> ENTRIES PROVIDED:
========================================
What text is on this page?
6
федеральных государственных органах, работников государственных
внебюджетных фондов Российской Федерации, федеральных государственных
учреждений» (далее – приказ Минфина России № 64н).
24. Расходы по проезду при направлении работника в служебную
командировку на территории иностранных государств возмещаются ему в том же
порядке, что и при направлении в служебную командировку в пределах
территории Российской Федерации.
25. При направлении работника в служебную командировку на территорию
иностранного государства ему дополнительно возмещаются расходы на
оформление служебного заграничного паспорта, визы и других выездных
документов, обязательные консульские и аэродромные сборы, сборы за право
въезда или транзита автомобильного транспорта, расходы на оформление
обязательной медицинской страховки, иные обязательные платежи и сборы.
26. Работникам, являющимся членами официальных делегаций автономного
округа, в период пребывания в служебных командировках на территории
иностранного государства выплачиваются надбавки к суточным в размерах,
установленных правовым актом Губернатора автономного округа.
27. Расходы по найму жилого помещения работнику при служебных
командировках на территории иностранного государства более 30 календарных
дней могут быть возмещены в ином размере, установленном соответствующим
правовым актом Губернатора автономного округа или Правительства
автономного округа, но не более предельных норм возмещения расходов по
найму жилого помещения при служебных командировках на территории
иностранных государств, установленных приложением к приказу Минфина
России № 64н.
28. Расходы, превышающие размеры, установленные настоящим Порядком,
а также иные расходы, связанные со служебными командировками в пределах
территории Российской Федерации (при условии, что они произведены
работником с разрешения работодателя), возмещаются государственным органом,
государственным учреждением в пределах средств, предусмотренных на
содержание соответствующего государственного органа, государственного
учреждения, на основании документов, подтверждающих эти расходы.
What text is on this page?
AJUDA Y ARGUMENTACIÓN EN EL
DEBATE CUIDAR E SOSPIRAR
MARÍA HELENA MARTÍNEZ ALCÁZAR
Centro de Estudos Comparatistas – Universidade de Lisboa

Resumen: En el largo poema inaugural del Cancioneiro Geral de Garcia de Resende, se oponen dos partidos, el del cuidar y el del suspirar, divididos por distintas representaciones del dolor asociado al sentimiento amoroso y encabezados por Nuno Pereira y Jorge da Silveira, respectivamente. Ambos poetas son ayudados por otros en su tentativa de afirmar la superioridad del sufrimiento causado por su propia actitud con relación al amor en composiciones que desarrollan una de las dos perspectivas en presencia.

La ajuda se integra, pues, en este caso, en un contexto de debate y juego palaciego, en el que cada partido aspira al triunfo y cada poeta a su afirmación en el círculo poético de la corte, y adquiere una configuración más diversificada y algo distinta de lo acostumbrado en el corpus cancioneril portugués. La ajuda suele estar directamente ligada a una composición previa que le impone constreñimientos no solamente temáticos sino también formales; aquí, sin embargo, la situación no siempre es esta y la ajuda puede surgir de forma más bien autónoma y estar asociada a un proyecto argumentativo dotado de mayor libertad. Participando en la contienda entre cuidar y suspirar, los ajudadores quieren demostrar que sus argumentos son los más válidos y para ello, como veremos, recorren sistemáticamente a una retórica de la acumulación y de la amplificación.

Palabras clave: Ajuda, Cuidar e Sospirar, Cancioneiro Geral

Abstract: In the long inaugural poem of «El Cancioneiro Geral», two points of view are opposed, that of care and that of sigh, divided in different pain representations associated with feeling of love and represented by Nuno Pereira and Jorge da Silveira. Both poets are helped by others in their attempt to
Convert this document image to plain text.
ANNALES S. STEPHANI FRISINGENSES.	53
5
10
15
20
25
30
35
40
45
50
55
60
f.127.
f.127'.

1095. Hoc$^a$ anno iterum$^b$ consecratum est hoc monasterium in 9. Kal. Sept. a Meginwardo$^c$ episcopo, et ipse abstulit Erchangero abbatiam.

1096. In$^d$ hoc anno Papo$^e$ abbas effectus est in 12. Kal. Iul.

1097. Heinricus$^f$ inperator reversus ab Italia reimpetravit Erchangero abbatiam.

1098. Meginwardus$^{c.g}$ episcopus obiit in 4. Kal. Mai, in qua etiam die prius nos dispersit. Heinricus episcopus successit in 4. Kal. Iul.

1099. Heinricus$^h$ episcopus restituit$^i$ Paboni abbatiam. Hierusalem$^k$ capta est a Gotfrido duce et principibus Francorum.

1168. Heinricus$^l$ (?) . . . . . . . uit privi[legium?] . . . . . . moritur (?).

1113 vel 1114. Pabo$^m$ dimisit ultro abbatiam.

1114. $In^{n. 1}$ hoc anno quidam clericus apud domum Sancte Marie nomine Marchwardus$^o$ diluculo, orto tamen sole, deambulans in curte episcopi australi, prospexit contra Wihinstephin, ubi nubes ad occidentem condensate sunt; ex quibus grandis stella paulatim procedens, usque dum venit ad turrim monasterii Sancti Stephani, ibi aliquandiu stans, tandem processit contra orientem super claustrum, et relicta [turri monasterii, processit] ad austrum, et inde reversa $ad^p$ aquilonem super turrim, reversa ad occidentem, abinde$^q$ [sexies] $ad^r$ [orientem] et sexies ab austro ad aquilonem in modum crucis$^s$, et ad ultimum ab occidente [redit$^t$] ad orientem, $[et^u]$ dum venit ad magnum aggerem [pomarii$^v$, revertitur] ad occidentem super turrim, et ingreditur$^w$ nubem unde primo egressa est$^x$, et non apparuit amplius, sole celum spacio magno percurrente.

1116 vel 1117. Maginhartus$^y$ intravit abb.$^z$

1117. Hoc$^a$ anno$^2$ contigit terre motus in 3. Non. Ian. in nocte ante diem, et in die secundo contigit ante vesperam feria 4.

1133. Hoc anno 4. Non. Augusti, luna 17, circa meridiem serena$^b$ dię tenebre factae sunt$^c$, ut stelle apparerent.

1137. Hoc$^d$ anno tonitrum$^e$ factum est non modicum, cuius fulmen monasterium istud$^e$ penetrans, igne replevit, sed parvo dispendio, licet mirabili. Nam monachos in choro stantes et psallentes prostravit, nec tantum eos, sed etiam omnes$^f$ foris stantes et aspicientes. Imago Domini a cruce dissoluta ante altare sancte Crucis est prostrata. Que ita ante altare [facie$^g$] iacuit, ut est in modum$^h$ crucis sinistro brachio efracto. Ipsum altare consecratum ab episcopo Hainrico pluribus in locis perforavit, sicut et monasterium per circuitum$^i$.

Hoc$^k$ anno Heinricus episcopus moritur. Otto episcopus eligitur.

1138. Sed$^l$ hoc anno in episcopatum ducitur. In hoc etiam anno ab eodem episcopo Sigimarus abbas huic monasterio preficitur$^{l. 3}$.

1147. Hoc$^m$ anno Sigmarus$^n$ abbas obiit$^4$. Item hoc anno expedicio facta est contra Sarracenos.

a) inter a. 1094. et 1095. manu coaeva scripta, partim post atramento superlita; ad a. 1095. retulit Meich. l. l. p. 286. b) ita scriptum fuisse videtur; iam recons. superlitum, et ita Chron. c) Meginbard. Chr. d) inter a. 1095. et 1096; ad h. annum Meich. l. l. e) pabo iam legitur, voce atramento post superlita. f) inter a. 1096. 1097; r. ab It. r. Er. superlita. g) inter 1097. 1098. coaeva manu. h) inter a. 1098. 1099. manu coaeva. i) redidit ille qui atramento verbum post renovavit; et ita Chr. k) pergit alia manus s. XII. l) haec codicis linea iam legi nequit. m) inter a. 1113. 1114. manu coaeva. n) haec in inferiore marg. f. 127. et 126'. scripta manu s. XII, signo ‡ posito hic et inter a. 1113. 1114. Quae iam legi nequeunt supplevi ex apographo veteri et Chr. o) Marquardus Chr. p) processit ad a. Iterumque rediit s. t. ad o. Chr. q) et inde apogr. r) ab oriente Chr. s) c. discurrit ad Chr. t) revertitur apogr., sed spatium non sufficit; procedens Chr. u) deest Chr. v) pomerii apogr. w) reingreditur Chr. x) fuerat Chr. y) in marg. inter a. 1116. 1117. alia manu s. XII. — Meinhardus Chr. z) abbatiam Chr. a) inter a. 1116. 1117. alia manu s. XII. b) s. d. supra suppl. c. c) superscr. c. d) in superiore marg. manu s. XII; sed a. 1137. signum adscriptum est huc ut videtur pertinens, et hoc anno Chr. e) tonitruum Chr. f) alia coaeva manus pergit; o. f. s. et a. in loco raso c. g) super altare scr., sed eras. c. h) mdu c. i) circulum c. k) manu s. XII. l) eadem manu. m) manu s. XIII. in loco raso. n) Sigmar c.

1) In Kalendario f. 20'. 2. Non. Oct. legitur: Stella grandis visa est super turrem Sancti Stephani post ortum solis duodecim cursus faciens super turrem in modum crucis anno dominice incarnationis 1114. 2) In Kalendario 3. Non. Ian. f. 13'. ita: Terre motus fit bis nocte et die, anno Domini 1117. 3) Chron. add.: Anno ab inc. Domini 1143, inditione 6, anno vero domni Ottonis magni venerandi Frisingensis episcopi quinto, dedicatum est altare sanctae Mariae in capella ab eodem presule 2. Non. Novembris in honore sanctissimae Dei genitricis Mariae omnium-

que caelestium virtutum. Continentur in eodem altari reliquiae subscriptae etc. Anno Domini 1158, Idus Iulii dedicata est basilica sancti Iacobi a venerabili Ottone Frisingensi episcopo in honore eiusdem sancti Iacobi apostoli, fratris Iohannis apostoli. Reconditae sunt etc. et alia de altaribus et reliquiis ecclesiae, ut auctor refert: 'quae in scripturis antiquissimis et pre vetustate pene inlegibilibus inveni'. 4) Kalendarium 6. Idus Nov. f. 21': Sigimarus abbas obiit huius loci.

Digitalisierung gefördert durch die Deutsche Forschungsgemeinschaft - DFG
========================================
> GOAL:
Look through the entries and return every line where "помещения" appears.

> TASK SOLUTION:
27. Расходы по найму жилого помещения работнику при служебных
найму жилого помещения при служебных командировках на территории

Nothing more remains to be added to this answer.